◆ Selection
○ ○ ○ ○ ○ ○ ○

In the following sections, we will elaborate in detail on the architecture of the model we propose, as illustrated in Figure 1. The time domain features, frequency domain features, and time–frequency domain features, derived from the same audio segment, are represented as $X_t^{B_t\times C_t\times T_t{\times }_t}$, $X_f^{B_f\times C_f\times T_f\times F_f}$, and $X_{tf}^{B_{tf}\times C_{tf}\times T_{tf}\times F_{tf}}$, respectively. The model consists of three main parts: the MFCC feature extraction module for the TF-feature, the HDC module for the deep feature, the RA-GMLP blocks for the classification block.

○ ○ ○ ○ ○ ○ ○

◆ Stored records
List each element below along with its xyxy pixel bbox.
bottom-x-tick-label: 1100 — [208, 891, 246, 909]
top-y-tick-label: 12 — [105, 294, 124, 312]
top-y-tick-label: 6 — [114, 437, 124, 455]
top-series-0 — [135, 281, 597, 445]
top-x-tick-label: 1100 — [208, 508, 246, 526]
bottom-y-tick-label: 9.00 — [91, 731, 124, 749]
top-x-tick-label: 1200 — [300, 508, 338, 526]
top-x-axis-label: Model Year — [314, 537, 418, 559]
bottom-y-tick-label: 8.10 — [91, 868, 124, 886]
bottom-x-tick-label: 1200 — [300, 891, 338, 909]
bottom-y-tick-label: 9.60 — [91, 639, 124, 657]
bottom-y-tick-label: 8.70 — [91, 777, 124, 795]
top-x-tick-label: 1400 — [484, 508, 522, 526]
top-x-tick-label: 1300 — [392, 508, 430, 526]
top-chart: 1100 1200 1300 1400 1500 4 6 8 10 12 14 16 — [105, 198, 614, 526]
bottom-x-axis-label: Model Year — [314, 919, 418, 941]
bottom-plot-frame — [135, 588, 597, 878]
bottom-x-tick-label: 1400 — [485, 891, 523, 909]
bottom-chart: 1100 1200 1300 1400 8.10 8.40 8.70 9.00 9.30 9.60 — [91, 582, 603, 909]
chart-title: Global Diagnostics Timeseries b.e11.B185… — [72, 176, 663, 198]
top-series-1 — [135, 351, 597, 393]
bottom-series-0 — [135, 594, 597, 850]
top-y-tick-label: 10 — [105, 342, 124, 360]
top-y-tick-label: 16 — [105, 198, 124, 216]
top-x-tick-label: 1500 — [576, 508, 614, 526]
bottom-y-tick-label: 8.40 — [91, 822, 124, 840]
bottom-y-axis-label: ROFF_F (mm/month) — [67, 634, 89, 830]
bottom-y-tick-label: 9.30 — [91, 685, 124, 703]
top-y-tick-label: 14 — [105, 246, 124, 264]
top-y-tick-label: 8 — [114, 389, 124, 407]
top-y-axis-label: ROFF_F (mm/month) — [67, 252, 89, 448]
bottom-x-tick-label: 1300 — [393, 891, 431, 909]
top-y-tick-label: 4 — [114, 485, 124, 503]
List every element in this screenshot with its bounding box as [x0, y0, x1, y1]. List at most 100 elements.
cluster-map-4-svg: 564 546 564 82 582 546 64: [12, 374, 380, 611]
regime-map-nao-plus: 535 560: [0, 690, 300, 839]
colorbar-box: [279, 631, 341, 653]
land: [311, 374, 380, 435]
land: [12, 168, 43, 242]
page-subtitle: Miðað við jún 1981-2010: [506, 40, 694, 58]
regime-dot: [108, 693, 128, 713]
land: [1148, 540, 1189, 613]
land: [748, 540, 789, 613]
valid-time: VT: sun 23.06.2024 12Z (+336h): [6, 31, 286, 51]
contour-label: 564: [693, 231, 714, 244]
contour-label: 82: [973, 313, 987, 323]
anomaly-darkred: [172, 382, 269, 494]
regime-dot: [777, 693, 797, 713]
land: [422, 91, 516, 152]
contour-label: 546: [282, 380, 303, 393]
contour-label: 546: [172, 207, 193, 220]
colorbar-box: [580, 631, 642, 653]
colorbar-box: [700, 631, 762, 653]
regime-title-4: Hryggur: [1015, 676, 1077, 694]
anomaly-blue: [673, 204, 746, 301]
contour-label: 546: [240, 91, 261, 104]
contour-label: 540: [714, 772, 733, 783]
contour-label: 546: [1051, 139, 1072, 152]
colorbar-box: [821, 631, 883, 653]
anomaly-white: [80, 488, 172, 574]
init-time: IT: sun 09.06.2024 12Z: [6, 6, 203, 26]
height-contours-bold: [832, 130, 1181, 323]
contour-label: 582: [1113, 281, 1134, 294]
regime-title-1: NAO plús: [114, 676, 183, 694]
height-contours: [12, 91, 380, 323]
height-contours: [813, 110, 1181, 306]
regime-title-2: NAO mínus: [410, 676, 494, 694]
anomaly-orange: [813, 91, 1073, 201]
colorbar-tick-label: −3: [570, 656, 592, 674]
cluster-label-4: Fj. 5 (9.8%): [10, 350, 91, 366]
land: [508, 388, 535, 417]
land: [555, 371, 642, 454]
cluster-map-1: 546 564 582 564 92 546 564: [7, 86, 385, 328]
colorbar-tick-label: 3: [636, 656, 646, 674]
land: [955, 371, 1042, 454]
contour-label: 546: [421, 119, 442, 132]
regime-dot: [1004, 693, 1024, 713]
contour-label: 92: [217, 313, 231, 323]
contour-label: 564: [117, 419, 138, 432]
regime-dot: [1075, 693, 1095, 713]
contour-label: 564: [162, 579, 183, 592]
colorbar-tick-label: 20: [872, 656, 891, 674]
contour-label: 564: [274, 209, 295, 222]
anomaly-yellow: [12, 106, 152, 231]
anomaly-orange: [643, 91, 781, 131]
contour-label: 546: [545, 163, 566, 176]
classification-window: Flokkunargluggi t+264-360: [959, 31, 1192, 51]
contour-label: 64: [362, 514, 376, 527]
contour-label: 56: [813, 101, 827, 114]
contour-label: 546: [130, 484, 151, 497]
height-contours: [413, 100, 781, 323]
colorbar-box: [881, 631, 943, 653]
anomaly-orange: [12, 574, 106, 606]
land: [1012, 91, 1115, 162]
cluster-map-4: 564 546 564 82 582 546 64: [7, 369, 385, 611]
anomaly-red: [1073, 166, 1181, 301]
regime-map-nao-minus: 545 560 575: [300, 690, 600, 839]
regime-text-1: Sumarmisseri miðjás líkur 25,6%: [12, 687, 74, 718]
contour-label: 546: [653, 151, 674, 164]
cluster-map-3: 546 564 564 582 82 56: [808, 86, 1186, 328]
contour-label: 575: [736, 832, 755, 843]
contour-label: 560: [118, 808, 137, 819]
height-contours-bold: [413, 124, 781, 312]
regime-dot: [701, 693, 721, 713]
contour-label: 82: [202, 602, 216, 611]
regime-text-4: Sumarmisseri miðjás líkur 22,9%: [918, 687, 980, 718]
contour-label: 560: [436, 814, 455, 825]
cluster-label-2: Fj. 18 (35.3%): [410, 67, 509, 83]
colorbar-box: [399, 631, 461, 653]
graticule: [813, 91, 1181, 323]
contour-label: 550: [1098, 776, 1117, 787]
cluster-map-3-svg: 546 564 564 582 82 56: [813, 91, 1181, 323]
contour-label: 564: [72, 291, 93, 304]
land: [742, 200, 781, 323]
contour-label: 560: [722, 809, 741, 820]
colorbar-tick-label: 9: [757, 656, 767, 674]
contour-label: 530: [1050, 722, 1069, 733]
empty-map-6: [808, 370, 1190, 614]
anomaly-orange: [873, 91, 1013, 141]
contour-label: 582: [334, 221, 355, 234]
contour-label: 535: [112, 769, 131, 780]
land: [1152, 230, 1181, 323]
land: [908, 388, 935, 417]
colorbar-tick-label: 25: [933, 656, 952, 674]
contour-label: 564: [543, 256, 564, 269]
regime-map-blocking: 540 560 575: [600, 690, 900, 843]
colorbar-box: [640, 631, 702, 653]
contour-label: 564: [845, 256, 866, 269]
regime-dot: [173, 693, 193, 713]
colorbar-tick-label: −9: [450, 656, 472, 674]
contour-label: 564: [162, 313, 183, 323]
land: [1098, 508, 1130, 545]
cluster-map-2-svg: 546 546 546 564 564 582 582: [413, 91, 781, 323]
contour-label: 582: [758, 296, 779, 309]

○ ○ ○ ○ ○ ○ ○

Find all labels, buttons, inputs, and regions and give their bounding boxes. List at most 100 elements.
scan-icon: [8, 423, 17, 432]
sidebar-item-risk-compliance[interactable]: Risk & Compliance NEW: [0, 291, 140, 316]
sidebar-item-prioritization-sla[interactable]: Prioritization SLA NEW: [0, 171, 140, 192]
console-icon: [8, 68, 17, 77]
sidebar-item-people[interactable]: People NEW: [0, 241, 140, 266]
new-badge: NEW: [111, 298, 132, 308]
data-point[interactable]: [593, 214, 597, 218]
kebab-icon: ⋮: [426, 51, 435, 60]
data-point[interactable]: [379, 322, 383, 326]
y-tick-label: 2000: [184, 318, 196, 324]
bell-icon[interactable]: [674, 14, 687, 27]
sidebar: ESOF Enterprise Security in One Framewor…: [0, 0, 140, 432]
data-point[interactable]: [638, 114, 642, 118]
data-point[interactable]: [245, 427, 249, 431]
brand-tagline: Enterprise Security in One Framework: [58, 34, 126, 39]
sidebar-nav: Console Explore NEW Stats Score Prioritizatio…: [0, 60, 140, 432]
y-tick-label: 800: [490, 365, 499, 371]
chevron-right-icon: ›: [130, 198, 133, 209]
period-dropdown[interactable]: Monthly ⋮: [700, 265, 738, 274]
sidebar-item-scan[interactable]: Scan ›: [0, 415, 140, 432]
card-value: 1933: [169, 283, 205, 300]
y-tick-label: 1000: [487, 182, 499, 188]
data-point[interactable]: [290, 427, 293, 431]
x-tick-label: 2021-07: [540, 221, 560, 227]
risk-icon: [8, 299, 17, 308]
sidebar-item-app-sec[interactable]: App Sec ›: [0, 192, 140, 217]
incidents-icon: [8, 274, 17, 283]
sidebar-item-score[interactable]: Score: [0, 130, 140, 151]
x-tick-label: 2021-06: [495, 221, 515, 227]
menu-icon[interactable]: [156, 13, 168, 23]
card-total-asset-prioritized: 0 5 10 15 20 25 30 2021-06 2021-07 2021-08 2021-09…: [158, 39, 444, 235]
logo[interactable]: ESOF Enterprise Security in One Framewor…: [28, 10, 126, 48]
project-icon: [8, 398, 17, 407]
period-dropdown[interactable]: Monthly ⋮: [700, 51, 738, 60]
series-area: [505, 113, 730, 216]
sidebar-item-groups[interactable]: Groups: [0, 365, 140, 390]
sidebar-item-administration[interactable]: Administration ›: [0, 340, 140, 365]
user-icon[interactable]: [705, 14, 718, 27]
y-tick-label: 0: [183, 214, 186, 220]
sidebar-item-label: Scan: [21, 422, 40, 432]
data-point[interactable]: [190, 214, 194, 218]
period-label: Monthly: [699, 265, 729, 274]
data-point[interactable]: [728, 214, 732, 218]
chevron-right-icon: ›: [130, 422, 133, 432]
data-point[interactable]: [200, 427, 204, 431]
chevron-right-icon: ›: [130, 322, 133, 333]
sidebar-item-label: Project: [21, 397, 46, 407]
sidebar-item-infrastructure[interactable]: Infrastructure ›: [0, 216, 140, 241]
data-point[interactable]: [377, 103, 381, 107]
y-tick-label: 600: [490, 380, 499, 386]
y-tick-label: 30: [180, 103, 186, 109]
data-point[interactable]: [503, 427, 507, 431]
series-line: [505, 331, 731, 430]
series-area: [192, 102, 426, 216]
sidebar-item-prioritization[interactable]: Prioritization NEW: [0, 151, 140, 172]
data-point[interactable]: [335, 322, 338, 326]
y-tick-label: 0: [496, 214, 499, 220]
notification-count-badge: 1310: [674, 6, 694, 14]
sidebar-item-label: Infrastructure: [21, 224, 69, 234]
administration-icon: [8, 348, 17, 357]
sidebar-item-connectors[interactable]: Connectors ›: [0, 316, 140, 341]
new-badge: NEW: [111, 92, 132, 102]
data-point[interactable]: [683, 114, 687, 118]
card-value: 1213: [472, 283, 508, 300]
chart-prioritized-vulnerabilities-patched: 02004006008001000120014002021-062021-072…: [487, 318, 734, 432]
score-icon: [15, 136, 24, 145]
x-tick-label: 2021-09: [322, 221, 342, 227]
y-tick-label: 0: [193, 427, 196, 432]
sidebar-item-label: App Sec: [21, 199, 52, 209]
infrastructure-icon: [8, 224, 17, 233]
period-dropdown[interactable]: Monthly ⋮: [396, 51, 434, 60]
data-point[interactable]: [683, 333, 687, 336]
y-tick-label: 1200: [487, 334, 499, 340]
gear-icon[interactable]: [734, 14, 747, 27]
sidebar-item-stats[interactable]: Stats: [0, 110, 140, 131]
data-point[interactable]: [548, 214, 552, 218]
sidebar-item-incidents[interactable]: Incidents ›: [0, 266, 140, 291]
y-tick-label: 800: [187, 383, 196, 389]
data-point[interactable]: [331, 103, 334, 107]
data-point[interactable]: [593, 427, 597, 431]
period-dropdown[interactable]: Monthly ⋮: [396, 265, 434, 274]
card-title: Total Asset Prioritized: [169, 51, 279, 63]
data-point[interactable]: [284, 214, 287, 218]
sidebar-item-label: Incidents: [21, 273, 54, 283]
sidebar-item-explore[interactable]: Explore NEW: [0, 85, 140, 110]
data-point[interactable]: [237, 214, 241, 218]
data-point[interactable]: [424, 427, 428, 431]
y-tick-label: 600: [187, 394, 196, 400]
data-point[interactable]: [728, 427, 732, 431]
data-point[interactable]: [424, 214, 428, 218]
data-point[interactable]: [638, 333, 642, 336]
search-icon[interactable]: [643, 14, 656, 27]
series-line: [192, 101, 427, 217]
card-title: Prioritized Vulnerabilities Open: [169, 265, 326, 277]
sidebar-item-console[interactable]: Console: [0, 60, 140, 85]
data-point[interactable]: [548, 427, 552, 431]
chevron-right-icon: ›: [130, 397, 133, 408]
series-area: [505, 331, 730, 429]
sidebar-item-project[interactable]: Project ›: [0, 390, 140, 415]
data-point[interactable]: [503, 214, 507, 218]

○ ○ ○ ○ ○ ○ ○

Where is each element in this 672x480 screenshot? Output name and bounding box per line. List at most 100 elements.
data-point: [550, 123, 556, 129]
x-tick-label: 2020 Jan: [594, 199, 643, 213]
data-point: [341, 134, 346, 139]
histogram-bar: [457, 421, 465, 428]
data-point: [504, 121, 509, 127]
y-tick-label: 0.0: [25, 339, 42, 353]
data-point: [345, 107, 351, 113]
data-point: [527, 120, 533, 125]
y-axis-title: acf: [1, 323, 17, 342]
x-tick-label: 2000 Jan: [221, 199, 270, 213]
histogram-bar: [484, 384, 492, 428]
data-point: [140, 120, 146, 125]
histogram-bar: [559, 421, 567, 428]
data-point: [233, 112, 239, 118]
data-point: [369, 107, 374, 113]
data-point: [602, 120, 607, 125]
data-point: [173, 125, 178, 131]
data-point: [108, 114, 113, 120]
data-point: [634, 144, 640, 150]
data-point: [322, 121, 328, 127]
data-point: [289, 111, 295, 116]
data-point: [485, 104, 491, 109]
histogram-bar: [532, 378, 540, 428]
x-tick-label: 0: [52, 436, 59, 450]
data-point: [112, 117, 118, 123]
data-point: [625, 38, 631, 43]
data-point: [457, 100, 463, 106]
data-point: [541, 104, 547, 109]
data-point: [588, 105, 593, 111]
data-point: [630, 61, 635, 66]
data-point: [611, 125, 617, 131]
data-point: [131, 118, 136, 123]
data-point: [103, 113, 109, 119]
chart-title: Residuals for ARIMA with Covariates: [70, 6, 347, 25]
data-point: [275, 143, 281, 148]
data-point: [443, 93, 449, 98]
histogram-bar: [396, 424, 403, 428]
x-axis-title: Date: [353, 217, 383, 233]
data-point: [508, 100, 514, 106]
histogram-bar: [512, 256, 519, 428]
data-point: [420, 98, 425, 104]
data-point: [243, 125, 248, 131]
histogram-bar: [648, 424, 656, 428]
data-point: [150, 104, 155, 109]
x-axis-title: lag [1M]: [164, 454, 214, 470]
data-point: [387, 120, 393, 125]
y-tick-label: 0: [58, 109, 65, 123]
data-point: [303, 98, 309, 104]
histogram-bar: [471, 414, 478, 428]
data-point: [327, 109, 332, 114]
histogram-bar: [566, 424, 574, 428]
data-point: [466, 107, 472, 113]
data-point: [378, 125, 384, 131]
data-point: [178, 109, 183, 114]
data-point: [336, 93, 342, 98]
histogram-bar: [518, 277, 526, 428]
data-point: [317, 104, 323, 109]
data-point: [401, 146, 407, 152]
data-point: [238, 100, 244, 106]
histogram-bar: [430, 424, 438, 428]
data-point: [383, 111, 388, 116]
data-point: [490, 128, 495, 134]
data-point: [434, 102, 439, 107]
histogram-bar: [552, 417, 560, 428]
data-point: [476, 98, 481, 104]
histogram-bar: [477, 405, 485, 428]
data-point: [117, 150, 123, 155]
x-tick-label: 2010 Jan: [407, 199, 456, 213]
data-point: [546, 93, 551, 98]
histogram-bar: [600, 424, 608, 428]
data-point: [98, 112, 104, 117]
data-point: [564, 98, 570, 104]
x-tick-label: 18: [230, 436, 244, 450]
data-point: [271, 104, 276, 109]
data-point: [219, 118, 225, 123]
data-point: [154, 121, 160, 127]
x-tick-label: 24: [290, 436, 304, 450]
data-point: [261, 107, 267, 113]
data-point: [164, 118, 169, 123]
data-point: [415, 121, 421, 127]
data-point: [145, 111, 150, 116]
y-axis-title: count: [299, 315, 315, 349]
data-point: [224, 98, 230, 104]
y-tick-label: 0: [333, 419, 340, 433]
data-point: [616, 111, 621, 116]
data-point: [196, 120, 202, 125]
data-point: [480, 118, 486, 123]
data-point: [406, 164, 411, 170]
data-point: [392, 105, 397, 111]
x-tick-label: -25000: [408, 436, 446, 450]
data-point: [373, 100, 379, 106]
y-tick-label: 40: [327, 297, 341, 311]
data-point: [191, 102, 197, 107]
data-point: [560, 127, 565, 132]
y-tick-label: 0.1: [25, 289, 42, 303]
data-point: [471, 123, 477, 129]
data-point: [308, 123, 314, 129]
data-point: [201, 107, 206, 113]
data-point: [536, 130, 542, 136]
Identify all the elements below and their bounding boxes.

○ ○ ○ ○ ○ ○ ○

◆ List of tasks
- 1) Retype the model architecture passage from "In the following" to "the classification block.".
- 2) In the model architecture passage, what are the three main parts of the model?
The material after the model architecture passage is separate from it.

◆ Outputs
- 1)
In the following sections, we will elaborate in detail on the architecture of the model we propose, as illustrated in Figure 1. The time domain features, frequency domain features, and time–frequency domain features, derived from the same audio segment, are represented as $X_t^{B_t\times C_t\times T_t{\times }_t}$, $X_f^{B_f\times C_f\times T_f\times F_f}$, and $X_{tf}^{B_{tf}\times C_{tf}\times T_{tf}\times F_{tf}}$, respectively. The model consists of three main parts: the MFCC feature extraction module for the TF-feature, the HDC module for the deep feature, the RA-GMLP blocks for the classification block.

- 2) The MFCC feature extraction module for the TF-feature, the HDC module for the deep feature, and the RA-GMLP blocks for the classification block.